Exercise - Reproduce the listing below without changes, except that pictures are left out.

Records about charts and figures

▬▬▬▬▬▬

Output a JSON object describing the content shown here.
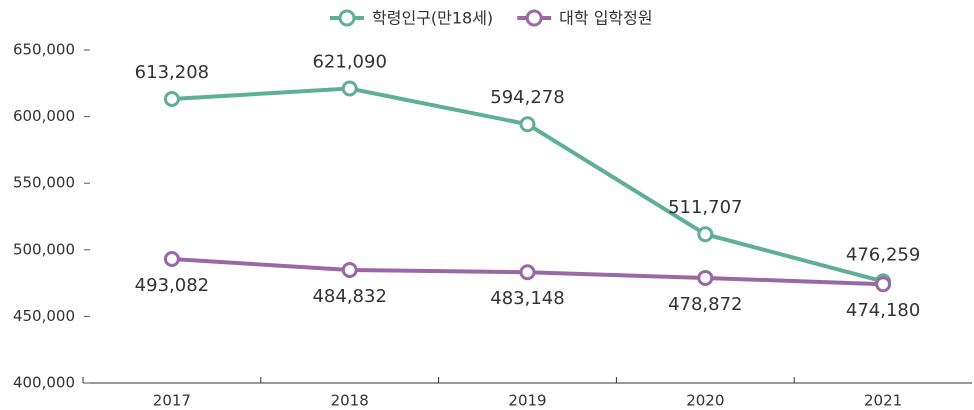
{
  "chart_data": {
    "type": "line",
    "categories": [
      "2017",
      "2018",
      "2019",
      "2020",
      "2021"
    ],
    "series": [
      {
        "name": "학령인구(만18세)",
        "color": "#5fae98",
        "values": [
          613208,
          621090,
          594278,
          511707,
          476259
        ],
        "value_labels": [
          "613,208",
          "621,090",
          "594,278",
          "511,707",
          "476,259"
        ]
      },
      {
        "name": "대학 입학정원",
        "color": "#9a69a5",
        "values": [
          493082,
          484832,
          483148,
          478872,
          474180
        ],
        "value_labels": [
          "493,082",
          "484,832",
          "483,148",
          "478,872",
          "474,180"
        ]
      }
    ],
    "ylim": [
      400000,
      650000
    ],
    "yticks": [
      {
        "value": 400000,
        "label": "400,000"
      },
      {
        "value": 450000,
        "label": "450,000"
      },
      {
        "value": 500000,
        "label": "500,000"
      },
      {
        "value": 550000,
        "label": "550,000"
      },
      {
        "value": 600000,
        "label": "600,000"
      },
      {
        "value": 650000,
        "label": "650,000"
      }
    ],
    "grid": false,
    "legend": "top"
  }
}
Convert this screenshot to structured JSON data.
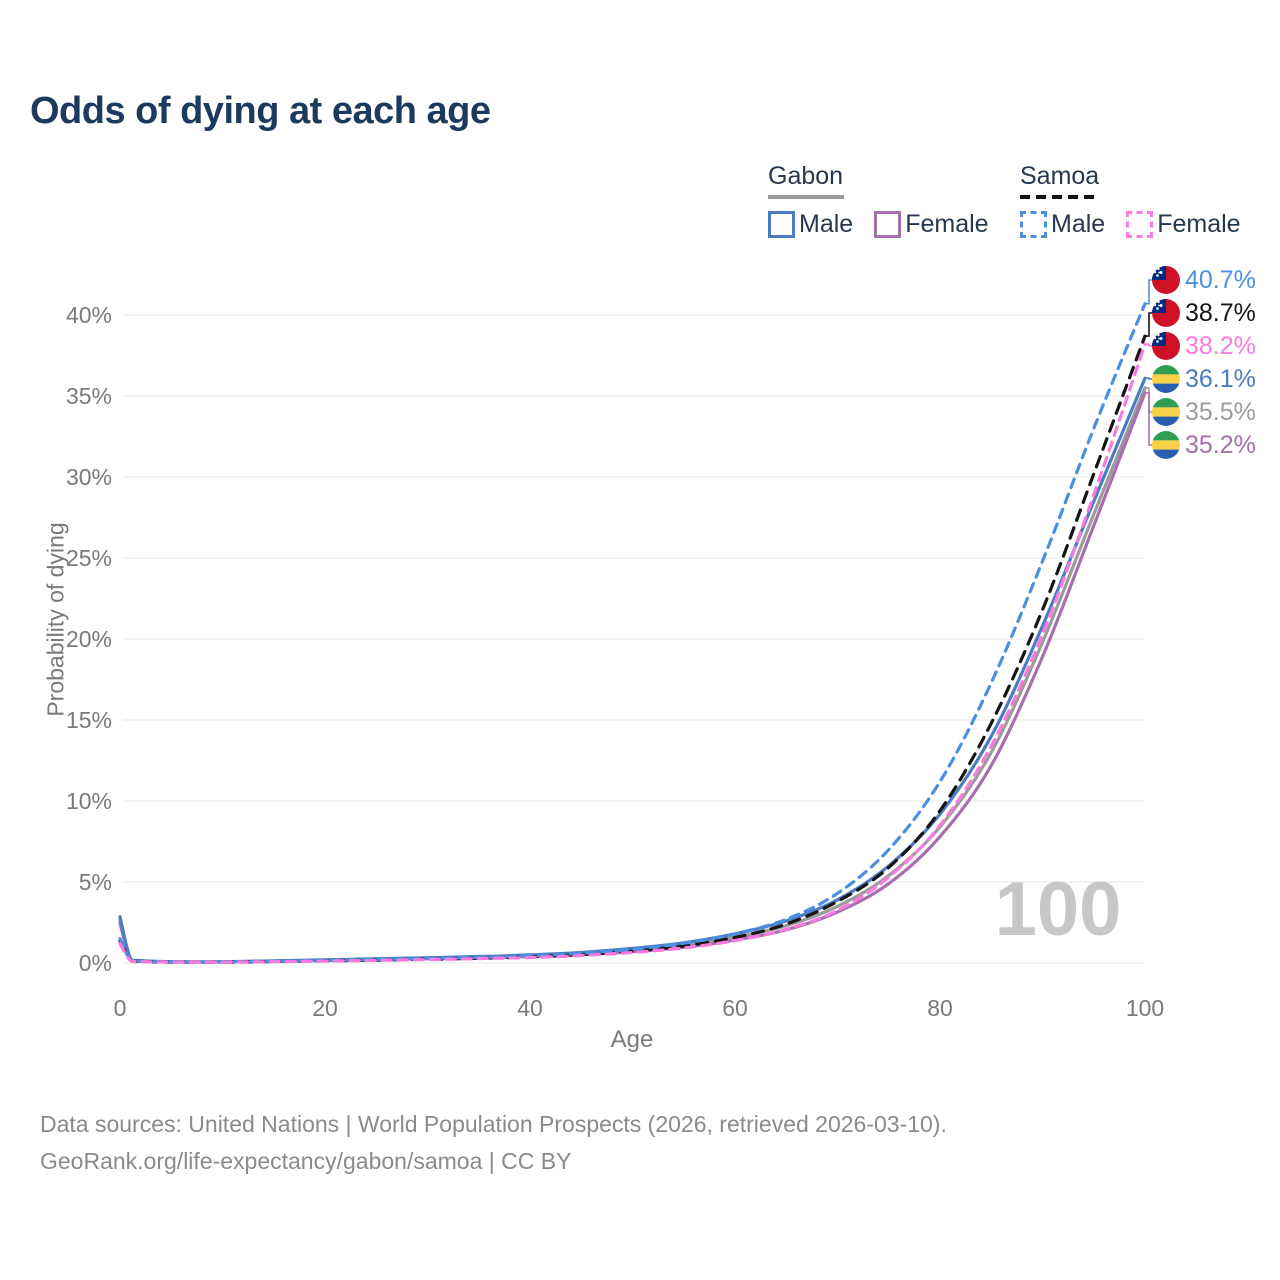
{
  "header": {
    "title": "Odds of dying at each age"
  },
  "legend": {
    "groups": [
      {
        "label": "Gabon",
        "line_color": "#9b9b9b",
        "dashed": false,
        "items": [
          {
            "label": "Male",
            "color": "#4a7cc2",
            "dashed": false
          },
          {
            "label": "Female",
            "color": "#a86fae",
            "dashed": false
          }
        ]
      },
      {
        "label": "Samoa",
        "line_color": "#151515",
        "dashed": true,
        "items": [
          {
            "label": "Male",
            "color": "#4a8fe2",
            "dashed": true
          },
          {
            "label": "Female",
            "color": "#fa7ae1",
            "dashed": true
          }
        ]
      }
    ]
  },
  "chart_data": {
    "type": "line",
    "title": "Odds of dying at each age",
    "xlabel": "Age",
    "ylabel": "Probability of dying",
    "xlim": [
      0,
      100
    ],
    "ylim": [
      0,
      43
    ],
    "x_ticks": [
      0,
      20,
      40,
      60,
      80,
      100
    ],
    "y_tick_labels": [
      "0%",
      "5%",
      "10%",
      "15%",
      "20%",
      "25%",
      "30%",
      "35%",
      "40%"
    ],
    "grid": "horizontal",
    "watermark": "100",
    "x": [
      0,
      1,
      2,
      5,
      10,
      15,
      20,
      25,
      30,
      35,
      40,
      45,
      50,
      55,
      60,
      65,
      70,
      75,
      80,
      85,
      90,
      95,
      100
    ],
    "series": [
      {
        "name": "Samoa Male",
        "country": "samoa",
        "sex": "male",
        "color": "#4a8fe2",
        "dashed": true,
        "end_label": "40.7%",
        "values": [
          1.5,
          0.2,
          0.1,
          0.06,
          0.06,
          0.1,
          0.15,
          0.21,
          0.27,
          0.34,
          0.44,
          0.6,
          0.85,
          1.22,
          1.8,
          2.7,
          4.3,
          7.0,
          11.2,
          17.3,
          24.8,
          33.0,
          40.7
        ]
      },
      {
        "name": "Samoa All",
        "country": "samoa",
        "sex": "all",
        "color": "#151515",
        "dashed": true,
        "end_label": "38.7%",
        "values": [
          1.35,
          0.18,
          0.09,
          0.05,
          0.05,
          0.09,
          0.13,
          0.18,
          0.23,
          0.29,
          0.38,
          0.52,
          0.73,
          1.05,
          1.58,
          2.4,
          3.8,
          5.9,
          9.4,
          14.8,
          21.8,
          30.2,
          38.7
        ]
      },
      {
        "name": "Samoa Female",
        "country": "samoa",
        "sex": "female",
        "color": "#fa7ae1",
        "dashed": true,
        "end_label": "38.2%",
        "values": [
          1.2,
          0.16,
          0.08,
          0.05,
          0.05,
          0.08,
          0.12,
          0.16,
          0.21,
          0.27,
          0.34,
          0.46,
          0.65,
          0.93,
          1.38,
          2.08,
          3.25,
          5.3,
          8.5,
          13.4,
          20.3,
          28.9,
          38.2
        ]
      },
      {
        "name": "Gabon Male",
        "country": "gabon",
        "sex": "male",
        "color": "#4a7cc2",
        "dashed": false,
        "end_label": "36.1%",
        "values": [
          2.85,
          0.3,
          0.15,
          0.08,
          0.08,
          0.13,
          0.2,
          0.26,
          0.33,
          0.4,
          0.5,
          0.65,
          0.9,
          1.25,
          1.8,
          2.6,
          3.9,
          6.0,
          9.2,
          14.0,
          20.8,
          28.5,
          36.1
        ]
      },
      {
        "name": "Gabon All",
        "country": "gabon",
        "sex": "all",
        "color": "#9b9b9b",
        "dashed": false,
        "end_label": "35.5%",
        "values": [
          2.65,
          0.28,
          0.14,
          0.07,
          0.07,
          0.12,
          0.18,
          0.23,
          0.29,
          0.36,
          0.45,
          0.58,
          0.8,
          1.1,
          1.6,
          2.3,
          3.5,
          5.4,
          8.4,
          13.0,
          19.8,
          27.7,
          35.5
        ]
      },
      {
        "name": "Gabon Female",
        "country": "gabon",
        "sex": "female",
        "color": "#a86fae",
        "dashed": false,
        "end_label": "35.2%",
        "values": [
          2.45,
          0.26,
          0.13,
          0.07,
          0.07,
          0.11,
          0.16,
          0.21,
          0.26,
          0.32,
          0.4,
          0.52,
          0.7,
          0.97,
          1.42,
          2.05,
          3.15,
          4.9,
          7.8,
          12.2,
          18.9,
          27.0,
          35.2
        ]
      }
    ],
    "flag_colors": {
      "samoa": {
        "red": "#CE1126",
        "blue": "#002B7F",
        "star": "#ffffff"
      },
      "gabon": {
        "green": "#2f9e52",
        "yellow": "#f8d146",
        "blue": "#2a5fb0"
      }
    }
  },
  "footer": {
    "line1": "Data sources: United Nations | World Population Prospects (2026, retrieved 2026-03-10).",
    "line2": "GeoRank.org/life-expectancy/gabon/samoa | CC BY"
  }
}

▬▬▬▬▬▬

Right answer -
Output a JSON object describing the content shown here.
{
  "chart_data": {
    "type": "line",
    "categories": [
      "2017",
      "2018",
      "2019",
      "2020",
      "2021"
    ],
    "series": [
      {
        "name": "학령인구(만18세)",
        "color": "#5fae98",
        "values": [
          613208,
          621090,
          594278,
          511707,
          476259
        ],
        "value_labels": [
          "613,208",
          "621,090",
          "594,278",
          "511,707",
          "476,259"
        ]
      },
      {
        "name": "대학 입학정원",
        "color": "#9a69a5",
        "values": [
          493082,
          484832,
          483148,
          478872,
          474180
        ],
        "value_labels": [
          "493,082",
          "484,832",
          "483,148",
          "478,872",
          "474,180"
        ]
      }
    ],
    "ylim": [
      400000,
      650000
    ],
    "yticks": [
      {
        "value": 400000,
        "label": "400,000"
      },
      {
        "value": 450000,
        "label": "450,000"
      },
      {
        "value": 500000,
        "label": "500,000"
      },
      {
        "value": 550000,
        "label": "550,000"
      },
      {
        "value": 600000,
        "label": "600,000"
      },
      {
        "value": 650000,
        "label": "650,000"
      }
    ],
    "grid": false,
    "legend": "top"
  }
}
Convert this screenshot to structured JSON data.
{
  "header": {
    "title": "Odds of dying at each age"
  },
  "legend": {
    "groups": [
      {
        "label": "Gabon",
        "line_color": "#9b9b9b",
        "dashed": false,
        "items": [
          {
            "label": "Male",
            "color": "#4a7cc2",
            "dashed": false
          },
          {
            "label": "Female",
            "color": "#a86fae",
            "dashed": false
          }
        ]
      },
      {
        "label": "Samoa",
        "line_color": "#151515",
        "dashed": true,
        "items": [
          {
            "label": "Male",
            "color": "#4a8fe2",
            "dashed": true
          },
          {
            "label": "Female",
            "color": "#fa7ae1",
            "dashed": true
          }
        ]
      }
    ]
  },
  "chart_data": {
    "type": "line",
    "title": "Odds of dying at each age",
    "xlabel": "Age",
    "ylabel": "Probability of dying",
    "xlim": [
      0,
      100
    ],
    "ylim": [
      0,
      43
    ],
    "x_ticks": [
      0,
      20,
      40,
      60,
      80,
      100
    ],
    "y_tick_labels": [
      "0%",
      "5%",
      "10%",
      "15%",
      "20%",
      "25%",
      "30%",
      "35%",
      "40%"
    ],
    "grid": "horizontal",
    "watermark": "100",
    "x": [
      0,
      1,
      2,
      5,
      10,
      15,
      20,
      25,
      30,
      35,
      40,
      45,
      50,
      55,
      60,
      65,
      70,
      75,
      80,
      85,
      90,
      95,
      100
    ],
    "series": [
      {
        "name": "Samoa Male",
        "country": "samoa",
        "sex": "male",
        "color": "#4a8fe2",
        "dashed": true,
        "end_label": "40.7%",
        "values": [
          1.5,
          0.2,
          0.1,
          0.06,
          0.06,
          0.1,
          0.15,
          0.21,
          0.27,
          0.34,
          0.44,
          0.6,
          0.85,
          1.22,
          1.8,
          2.7,
          4.3,
          7.0,
          11.2,
          17.3,
          24.8,
          33.0,
          40.7
        ]
      },
      {
        "name": "Samoa All",
        "country": "samoa",
        "sex": "all",
        "color": "#151515",
        "dashed": true,
        "end_label": "38.7%",
        "values": [
          1.35,
          0.18,
          0.09,
          0.05,
          0.05,
          0.09,
          0.13,
          0.18,
          0.23,
          0.29,
          0.38,
          0.52,
          0.73,
          1.05,
          1.58,
          2.4,
          3.8,
          5.9,
          9.4,
          14.8,
          21.8,
          30.2,
          38.7
        ]
      },
      {
        "name": "Samoa Female",
        "country": "samoa",
        "sex": "female",
        "color": "#fa7ae1",
        "dashed": true,
        "end_label": "38.2%",
        "values": [
          1.2,
          0.16,
          0.08,
          0.05,
          0.05,
          0.08,
          0.12,
          0.16,
          0.21,
          0.27,
          0.34,
          0.46,
          0.65,
          0.93,
          1.38,
          2.08,
          3.25,
          5.3,
          8.5,
          13.4,
          20.3,
          28.9,
          38.2
        ]
      },
      {
        "name": "Gabon Male",
        "country": "gabon",
        "sex": "male",
        "color": "#4a7cc2",
        "dashed": false,
        "end_label": "36.1%",
        "values": [
          2.85,
          0.3,
          0.15,
          0.08,
          0.08,
          0.13,
          0.2,
          0.26,
          0.33,
          0.4,
          0.5,
          0.65,
          0.9,
          1.25,
          1.8,
          2.6,
          3.9,
          6.0,
          9.2,
          14.0,
          20.8,
          28.5,
          36.1
        ]
      },
      {
        "name": "Gabon All",
        "country": "gabon",
        "sex": "all",
        "color": "#9b9b9b",
        "dashed": false,
        "end_label": "35.5%",
        "values": [
          2.65,
          0.28,
          0.14,
          0.07,
          0.07,
          0.12,
          0.18,
          0.23,
          0.29,
          0.36,
          0.45,
          0.58,
          0.8,
          1.1,
          1.6,
          2.3,
          3.5,
          5.4,
          8.4,
          13.0,
          19.8,
          27.7,
          35.5
        ]
      },
      {
        "name": "Gabon Female",
        "country": "gabon",
        "sex": "female",
        "color": "#a86fae",
        "dashed": false,
        "end_label": "35.2%",
        "values": [
          2.45,
          0.26,
          0.13,
          0.07,
          0.07,
          0.11,
          0.16,
          0.21,
          0.26,
          0.32,
          0.4,
          0.52,
          0.7,
          0.97,
          1.42,
          2.05,
          3.15,
          4.9,
          7.8,
          12.2,
          18.9,
          27.0,
          35.2
        ]
      }
    ],
    "flag_colors": {
      "samoa": {
        "red": "#CE1126",
        "blue": "#002B7F",
        "star": "#ffffff"
      },
      "gabon": {
        "green": "#2f9e52",
        "yellow": "#f8d146",
        "blue": "#2a5fb0"
      }
    }
  },
  "footer": {
    "line1": "Data sources: United Nations | World Population Prospects (2026, retrieved 2026-03-10).",
    "line2": "GeoRank.org/life-expectancy/gabon/samoa | CC BY"
  }
}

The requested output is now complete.